▶ Page extract
##############################

# Spawning behavior



## Jered (Mar 23, 2005)

I have had my pair in their spawning tank for about two days now. The male has built a pretty impressive nest and is basically just doing maintenace on it. He flares for the female and chases her. She really doesn't seem that interested but every time I think she isnt interested she will go after the male. Sometimes she will go to the nest and take a bite out of it if that makes sense. Most of the time she is either buried under the Java Moss or behind the heater. The male chases her if she comes out but she isn't really getting her butt kicked so I have kept her in. Most of the time if she comes out she will approach the nest but if the male even moves towards her she darts back into hiding which causes the male to chase her. Just curious if this is normal because she really soesn't come out much. Am wondering if I should scrap the spawn and start over. This is the first spawn for both.

Thanks
Jered
Minnesota


----------



## Damon (Jan 18, 2005)

I would give them another day.  If nothiing occurs then, take them out and start to recondition them.


----------



## (RC) (Jan 18, 2005)

WHat Simpt said is right on. I give my spawns 3 days and then I pull them apart.


RC


----------



## Jered (Mar 23, 2005)

Thanks guys. Just today they started to embrace. They only do it twice which doesn't produce eggs and then he chases her off. Eventually she comes back and they do it twice again and he chases her off. Weird.

Thanks


----------



## aaa (Jan 19, 2005)

##############################

▶ Listed records
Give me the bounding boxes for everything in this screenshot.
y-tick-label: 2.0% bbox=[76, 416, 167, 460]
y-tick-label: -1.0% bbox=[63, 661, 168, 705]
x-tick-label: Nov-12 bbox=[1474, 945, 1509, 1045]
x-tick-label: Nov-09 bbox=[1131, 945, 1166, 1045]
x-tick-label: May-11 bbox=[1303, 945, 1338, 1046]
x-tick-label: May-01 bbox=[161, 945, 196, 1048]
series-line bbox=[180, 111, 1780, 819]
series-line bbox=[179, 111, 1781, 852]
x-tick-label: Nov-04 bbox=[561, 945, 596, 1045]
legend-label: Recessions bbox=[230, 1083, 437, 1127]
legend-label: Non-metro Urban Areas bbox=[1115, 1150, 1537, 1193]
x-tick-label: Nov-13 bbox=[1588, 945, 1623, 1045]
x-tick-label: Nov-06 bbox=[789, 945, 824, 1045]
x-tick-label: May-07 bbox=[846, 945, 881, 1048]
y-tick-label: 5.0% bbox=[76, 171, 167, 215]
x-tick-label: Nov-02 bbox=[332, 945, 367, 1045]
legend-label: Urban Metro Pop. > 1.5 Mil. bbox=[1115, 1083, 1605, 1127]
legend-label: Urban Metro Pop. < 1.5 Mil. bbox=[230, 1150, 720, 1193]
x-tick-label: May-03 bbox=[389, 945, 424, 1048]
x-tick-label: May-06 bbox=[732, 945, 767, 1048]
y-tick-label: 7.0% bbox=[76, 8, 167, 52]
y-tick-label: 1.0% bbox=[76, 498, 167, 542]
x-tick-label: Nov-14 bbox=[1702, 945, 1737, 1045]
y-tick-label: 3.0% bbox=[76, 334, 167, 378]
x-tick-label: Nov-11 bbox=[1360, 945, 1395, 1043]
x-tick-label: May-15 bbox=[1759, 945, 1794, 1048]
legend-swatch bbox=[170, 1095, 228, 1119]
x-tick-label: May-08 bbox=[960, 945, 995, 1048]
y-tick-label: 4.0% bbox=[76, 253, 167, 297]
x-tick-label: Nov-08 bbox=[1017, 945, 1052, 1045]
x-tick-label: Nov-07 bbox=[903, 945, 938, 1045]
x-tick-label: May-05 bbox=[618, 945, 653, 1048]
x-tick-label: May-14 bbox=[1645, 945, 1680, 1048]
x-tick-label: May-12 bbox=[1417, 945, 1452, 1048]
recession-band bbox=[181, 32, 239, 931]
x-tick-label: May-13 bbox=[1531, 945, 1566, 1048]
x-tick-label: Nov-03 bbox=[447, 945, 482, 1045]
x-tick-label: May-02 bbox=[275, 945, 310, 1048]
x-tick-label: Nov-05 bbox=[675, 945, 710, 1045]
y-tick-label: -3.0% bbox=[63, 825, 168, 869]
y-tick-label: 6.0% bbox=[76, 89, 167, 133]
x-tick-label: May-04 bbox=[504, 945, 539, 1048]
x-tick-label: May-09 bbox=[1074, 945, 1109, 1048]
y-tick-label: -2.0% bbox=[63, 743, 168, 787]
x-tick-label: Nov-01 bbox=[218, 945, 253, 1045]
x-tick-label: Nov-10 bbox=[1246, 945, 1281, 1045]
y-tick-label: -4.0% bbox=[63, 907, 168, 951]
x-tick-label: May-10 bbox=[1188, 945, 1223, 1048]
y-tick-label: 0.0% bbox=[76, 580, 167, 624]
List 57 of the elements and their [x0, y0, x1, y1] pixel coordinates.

##############################

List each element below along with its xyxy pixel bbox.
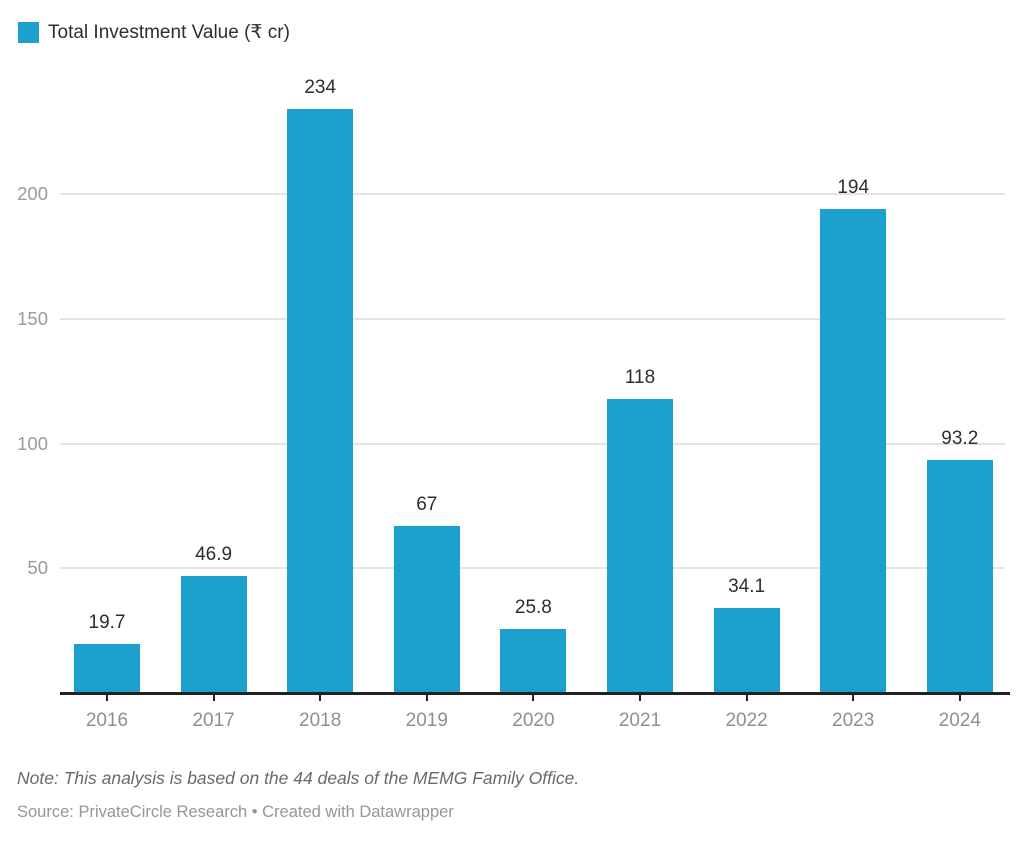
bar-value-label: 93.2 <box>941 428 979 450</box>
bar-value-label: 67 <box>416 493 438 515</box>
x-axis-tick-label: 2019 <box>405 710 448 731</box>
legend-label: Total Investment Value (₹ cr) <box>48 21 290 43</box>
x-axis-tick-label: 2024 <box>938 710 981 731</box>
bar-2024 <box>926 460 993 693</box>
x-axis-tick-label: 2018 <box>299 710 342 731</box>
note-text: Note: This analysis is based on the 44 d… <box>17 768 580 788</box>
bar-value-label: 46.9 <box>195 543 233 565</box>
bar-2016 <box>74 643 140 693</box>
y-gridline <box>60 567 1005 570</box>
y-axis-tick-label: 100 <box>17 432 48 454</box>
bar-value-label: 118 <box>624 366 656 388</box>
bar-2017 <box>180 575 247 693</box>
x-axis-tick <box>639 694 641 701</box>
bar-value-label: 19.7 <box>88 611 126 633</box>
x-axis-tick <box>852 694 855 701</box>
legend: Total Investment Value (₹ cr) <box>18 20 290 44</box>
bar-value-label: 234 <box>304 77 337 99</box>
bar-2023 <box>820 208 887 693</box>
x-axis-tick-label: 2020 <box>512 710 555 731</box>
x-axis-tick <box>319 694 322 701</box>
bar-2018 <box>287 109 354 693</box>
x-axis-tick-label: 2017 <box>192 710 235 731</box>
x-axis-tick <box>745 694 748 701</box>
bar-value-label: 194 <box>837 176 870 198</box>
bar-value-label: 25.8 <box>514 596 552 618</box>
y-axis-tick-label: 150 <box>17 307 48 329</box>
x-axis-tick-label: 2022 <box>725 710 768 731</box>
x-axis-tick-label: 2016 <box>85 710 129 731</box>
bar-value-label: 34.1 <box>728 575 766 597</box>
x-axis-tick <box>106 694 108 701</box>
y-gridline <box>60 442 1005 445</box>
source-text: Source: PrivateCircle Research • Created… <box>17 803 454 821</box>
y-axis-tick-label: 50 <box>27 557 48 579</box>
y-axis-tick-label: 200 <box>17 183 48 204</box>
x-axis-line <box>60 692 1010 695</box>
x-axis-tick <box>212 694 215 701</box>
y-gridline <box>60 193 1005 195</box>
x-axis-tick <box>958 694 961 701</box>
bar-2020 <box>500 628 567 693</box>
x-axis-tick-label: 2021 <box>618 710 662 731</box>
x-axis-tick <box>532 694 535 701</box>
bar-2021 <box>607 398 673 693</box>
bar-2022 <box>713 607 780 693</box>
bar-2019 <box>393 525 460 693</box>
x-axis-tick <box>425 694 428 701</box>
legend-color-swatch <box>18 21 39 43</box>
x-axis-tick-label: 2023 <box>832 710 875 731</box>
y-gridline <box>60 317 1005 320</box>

##############################

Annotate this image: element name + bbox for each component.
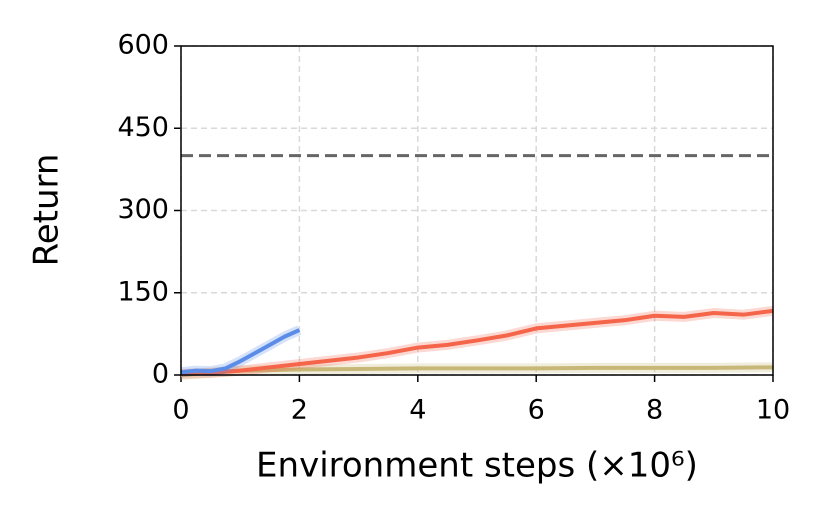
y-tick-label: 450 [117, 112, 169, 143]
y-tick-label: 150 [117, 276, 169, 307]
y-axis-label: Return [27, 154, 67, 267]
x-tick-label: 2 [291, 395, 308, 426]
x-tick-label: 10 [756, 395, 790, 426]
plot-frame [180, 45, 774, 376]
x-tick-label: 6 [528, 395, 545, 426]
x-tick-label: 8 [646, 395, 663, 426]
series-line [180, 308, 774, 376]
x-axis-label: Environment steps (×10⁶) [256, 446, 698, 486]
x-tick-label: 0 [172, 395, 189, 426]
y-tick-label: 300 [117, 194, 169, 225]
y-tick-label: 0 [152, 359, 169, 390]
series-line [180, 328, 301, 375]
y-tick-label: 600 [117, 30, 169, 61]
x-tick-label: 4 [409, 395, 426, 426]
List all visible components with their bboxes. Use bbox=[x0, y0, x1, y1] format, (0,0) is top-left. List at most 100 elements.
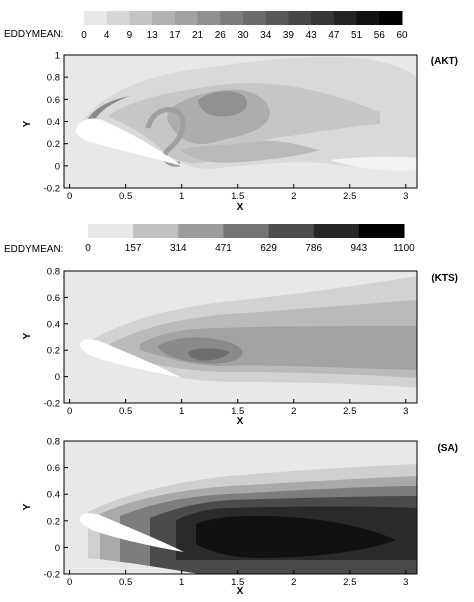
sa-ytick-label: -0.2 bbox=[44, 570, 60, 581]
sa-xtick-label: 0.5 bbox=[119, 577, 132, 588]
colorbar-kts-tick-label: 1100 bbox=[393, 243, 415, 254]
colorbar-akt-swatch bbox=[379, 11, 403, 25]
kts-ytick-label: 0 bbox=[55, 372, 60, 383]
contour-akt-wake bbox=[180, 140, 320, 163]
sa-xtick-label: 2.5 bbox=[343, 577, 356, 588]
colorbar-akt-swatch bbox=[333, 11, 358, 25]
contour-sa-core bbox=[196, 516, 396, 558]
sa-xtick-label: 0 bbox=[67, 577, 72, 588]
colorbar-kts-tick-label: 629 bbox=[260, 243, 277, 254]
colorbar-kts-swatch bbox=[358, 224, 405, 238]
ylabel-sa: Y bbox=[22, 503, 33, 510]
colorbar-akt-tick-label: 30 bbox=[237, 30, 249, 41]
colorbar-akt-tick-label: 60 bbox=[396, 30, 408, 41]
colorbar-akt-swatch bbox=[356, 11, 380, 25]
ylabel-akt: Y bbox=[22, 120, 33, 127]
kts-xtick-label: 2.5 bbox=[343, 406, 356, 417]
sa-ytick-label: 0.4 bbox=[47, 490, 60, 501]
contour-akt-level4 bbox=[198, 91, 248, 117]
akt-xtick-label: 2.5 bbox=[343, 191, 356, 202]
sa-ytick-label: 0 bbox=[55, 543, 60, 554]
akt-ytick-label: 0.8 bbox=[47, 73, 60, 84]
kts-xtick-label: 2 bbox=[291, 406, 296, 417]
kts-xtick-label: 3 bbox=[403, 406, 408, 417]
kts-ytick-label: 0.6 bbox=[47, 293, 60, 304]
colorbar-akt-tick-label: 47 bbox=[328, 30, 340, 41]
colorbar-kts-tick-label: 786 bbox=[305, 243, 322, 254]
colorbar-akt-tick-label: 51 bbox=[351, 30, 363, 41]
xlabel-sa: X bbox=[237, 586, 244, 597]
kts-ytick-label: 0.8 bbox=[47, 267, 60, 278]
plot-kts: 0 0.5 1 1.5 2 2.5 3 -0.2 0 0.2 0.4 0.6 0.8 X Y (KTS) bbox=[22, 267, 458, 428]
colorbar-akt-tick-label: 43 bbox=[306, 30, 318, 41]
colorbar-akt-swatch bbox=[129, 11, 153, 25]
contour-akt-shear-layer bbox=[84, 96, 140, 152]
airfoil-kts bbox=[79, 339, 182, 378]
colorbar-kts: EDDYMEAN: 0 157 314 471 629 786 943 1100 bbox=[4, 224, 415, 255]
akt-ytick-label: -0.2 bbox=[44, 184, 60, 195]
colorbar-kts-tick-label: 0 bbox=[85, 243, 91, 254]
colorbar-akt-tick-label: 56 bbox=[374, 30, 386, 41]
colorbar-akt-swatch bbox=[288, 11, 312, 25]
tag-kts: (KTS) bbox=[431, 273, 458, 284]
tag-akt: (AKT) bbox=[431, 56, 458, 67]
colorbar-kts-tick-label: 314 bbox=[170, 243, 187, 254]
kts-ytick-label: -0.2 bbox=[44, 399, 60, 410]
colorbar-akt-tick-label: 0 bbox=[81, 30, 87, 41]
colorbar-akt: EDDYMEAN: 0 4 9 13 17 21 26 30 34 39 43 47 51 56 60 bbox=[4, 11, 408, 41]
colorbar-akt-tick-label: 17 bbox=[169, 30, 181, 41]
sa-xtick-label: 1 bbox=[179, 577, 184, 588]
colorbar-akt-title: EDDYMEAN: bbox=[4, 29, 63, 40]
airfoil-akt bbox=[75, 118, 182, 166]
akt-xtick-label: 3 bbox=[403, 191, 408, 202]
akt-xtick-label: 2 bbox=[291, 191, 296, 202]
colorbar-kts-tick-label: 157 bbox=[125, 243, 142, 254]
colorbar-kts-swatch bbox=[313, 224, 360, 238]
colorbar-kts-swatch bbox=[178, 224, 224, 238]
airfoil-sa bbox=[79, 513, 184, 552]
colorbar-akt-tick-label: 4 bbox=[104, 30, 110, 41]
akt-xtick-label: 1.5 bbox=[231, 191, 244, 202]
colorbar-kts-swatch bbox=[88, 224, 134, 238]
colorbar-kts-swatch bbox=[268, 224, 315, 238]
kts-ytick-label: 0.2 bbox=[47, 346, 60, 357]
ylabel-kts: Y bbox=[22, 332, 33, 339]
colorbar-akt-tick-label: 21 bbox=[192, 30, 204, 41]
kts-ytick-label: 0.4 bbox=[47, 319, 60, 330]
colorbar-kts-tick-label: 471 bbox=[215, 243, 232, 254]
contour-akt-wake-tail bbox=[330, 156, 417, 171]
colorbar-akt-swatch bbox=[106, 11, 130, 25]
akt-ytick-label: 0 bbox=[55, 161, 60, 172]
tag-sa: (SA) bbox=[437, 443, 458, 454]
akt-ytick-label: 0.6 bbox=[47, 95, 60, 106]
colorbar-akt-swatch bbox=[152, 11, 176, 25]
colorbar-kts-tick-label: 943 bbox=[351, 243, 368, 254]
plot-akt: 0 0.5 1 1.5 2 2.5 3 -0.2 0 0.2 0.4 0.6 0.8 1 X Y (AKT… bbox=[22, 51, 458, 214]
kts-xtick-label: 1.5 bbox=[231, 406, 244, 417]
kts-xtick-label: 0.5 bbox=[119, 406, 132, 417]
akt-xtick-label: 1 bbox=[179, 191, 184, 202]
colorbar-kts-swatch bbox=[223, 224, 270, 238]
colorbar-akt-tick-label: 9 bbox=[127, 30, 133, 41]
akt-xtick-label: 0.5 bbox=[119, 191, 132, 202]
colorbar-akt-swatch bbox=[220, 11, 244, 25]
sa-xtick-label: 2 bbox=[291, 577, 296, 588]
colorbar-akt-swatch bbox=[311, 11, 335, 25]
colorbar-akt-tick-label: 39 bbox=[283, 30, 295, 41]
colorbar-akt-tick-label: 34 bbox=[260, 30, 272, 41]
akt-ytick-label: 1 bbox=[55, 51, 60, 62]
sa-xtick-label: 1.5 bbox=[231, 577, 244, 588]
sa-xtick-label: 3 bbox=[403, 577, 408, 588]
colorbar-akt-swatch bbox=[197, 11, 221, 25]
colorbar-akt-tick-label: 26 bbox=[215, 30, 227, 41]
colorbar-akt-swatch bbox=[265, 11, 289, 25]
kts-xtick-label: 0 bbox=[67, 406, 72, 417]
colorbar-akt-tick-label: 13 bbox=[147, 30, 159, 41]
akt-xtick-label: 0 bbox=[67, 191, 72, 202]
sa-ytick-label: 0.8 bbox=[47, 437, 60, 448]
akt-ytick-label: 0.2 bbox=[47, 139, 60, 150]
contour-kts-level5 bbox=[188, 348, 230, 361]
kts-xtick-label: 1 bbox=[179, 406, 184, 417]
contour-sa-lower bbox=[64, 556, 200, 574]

##############################

▶ Requests
- A) List every distinct username that heads a post in the spawning behavior thread.
- B) In the spawning behavior thread, how many days does RC give a spawn before pulling the pair apart?
- C) Resume the spawning behavior thread from where it stops.
The material is separate from the spawning behavior thread.

▶ Answer set
- A) Jered, Damon, (RC), aaa

- B) Three days.

- C)
just let them do their thing. they may eventually get it right.


----------



## Jered (Mar 23, 2005)

Thanks everyone.
They finally did spawn and it looks like the male is doing everything right. Doesn't seem like he is eating any eggs. The female helped put the eggs in the nest too. That was nice of her. Well we will see in a few days if they hatch or not.


----------



## Damon (Jan 18, 2005)

Good luck! Are you prepared with live foods for the fry?


----------



## Jered (Mar 23, 2005)

I started my bbs today. I have infuria going but am kind of reluctant to use this as I have heard bad things if not done properly. And a microworm culture. They did spawn but the cup that the nest was under started to fall. I saved it before it flipped but some of the eggs are stuck to the top. Maybe like 10 or 15 eggs are stuck. Do you think these will hatch or are the done for? His nest is pretty much destroyed but he had all the eggs in one spot. They are staying in the nest so far. Hopefully he doesn't go crazy.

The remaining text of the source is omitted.